> _THE INPUT_
-=-=-=-=-

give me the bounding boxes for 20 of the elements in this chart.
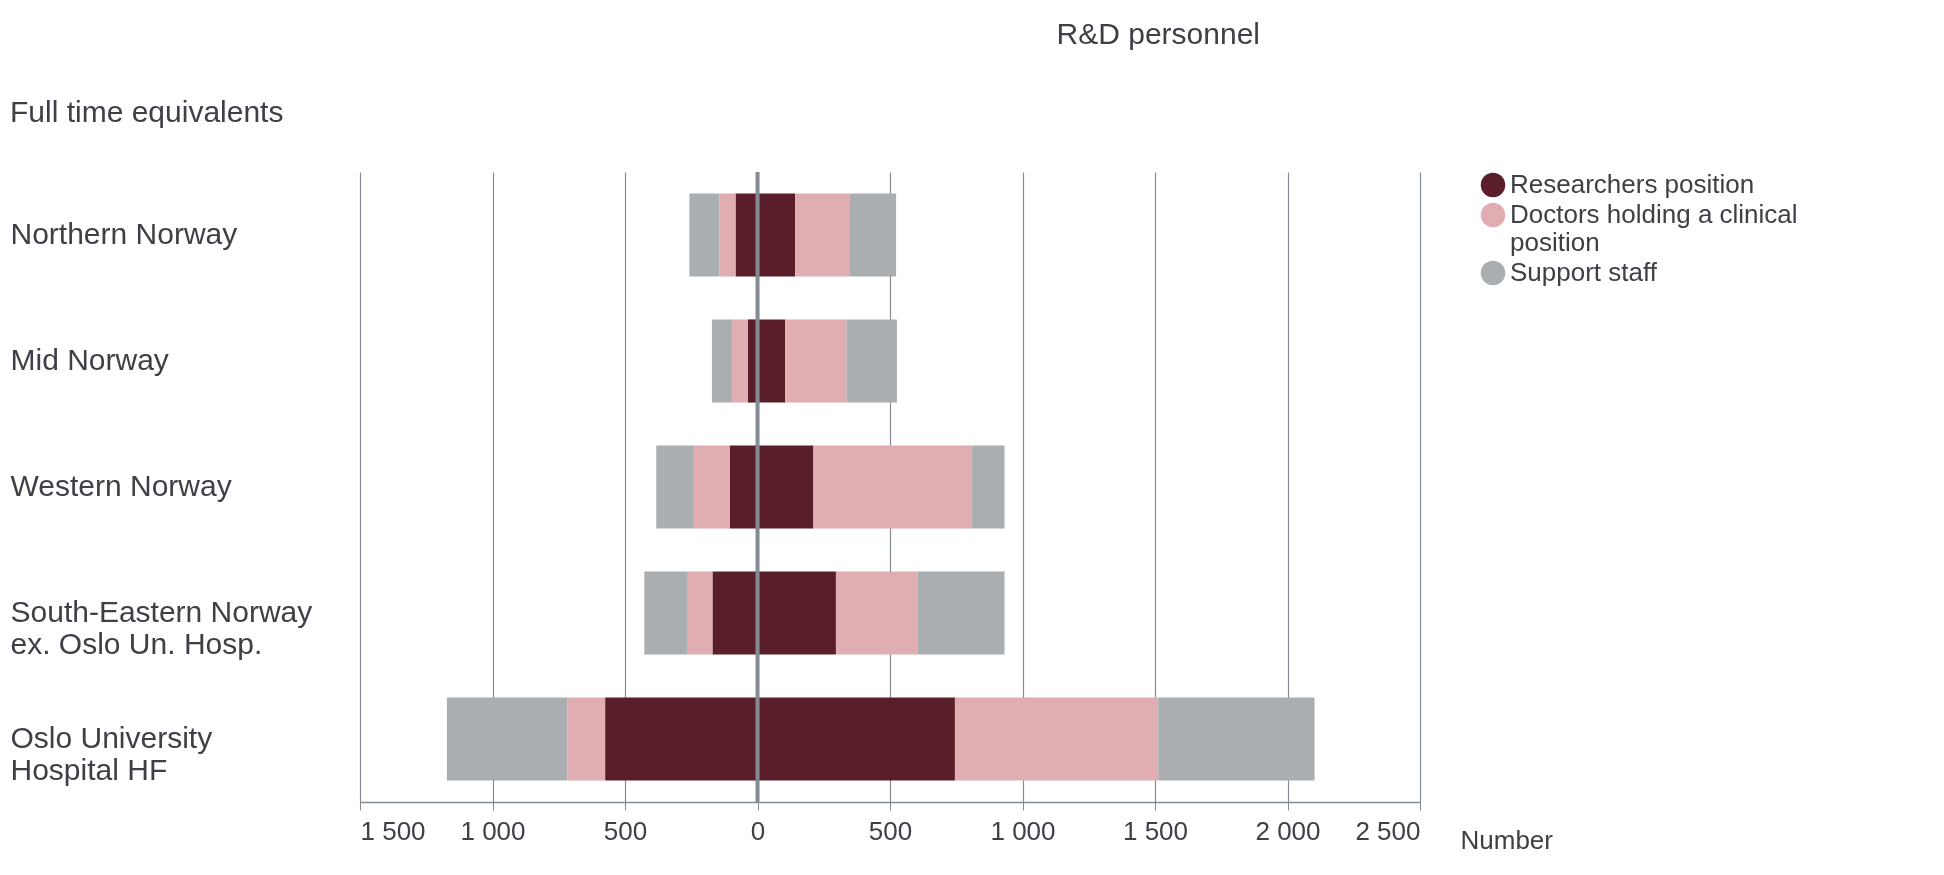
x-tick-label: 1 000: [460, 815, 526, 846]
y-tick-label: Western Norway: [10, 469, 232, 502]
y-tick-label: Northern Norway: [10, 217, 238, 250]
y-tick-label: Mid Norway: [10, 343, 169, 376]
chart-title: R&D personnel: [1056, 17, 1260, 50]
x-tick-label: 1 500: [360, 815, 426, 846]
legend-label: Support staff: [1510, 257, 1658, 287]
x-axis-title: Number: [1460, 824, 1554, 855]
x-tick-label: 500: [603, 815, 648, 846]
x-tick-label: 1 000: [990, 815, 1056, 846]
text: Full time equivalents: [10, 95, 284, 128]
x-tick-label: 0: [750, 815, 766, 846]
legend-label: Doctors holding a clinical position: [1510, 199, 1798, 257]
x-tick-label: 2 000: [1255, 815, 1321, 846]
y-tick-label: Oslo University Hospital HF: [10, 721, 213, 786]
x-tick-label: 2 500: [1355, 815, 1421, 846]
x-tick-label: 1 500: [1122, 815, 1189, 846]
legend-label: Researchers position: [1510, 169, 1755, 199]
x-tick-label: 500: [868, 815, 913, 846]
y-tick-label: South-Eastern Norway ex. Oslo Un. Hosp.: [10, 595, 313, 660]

-=-=-=-=-

> _WHAT TO PRODUCE_
Pick out every line above that contains the word "Norway" and copy each one in full.

> _FINAL ANSWER_
y-tick-label: Western Norway: [10, 469, 232, 502]
y-tick-label: Northern Norway: [10, 217, 238, 250]
y-tick-label: Mid Norway: [10, 343, 169, 376]
y-tick-label: South-Eastern Norway ex. Oslo Un. Hosp.: [10, 595, 313, 660]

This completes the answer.